**Data for this task:**
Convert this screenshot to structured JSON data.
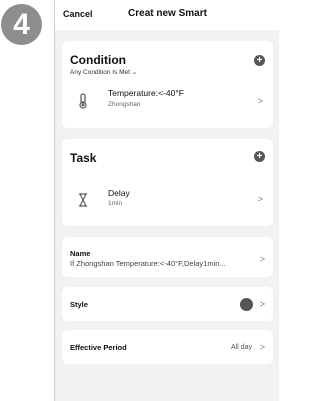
{
  "step_number": "4",
  "header": {
    "cancel": "Cancel",
    "title": "Creat new Smart"
  },
  "condition": {
    "title": "Condition",
    "mode": "Any Condition Is Met",
    "mode_chevron": "⌄",
    "item": {
      "icon": "thermometer-icon",
      "title": "Temperature:<-40°F",
      "subtitle": "Zhongshan"
    }
  },
  "task": {
    "title": "Task",
    "item": {
      "icon": "hourglass-icon",
      "title": "Delay",
      "subtitle": "1min"
    }
  },
  "name_row": {
    "label": "Name",
    "value": "If Zhongshan Temperature:<-40°F,Delay1min..."
  },
  "style_row": {
    "label": "Style",
    "color": "#555555"
  },
  "period_row": {
    "label": "Effective Period",
    "value": "All day"
  },
  "icons": {
    "plus": "+",
    "chevron": ">"
  }
}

**What is required:** Out of the preceding entries, pull every line containing the string "Temperature".

**Response to the task:**
      "title": "Temperature:<-40°F",
    "value": "If Zhongshan Temperature:<-40°F,Delay1min..."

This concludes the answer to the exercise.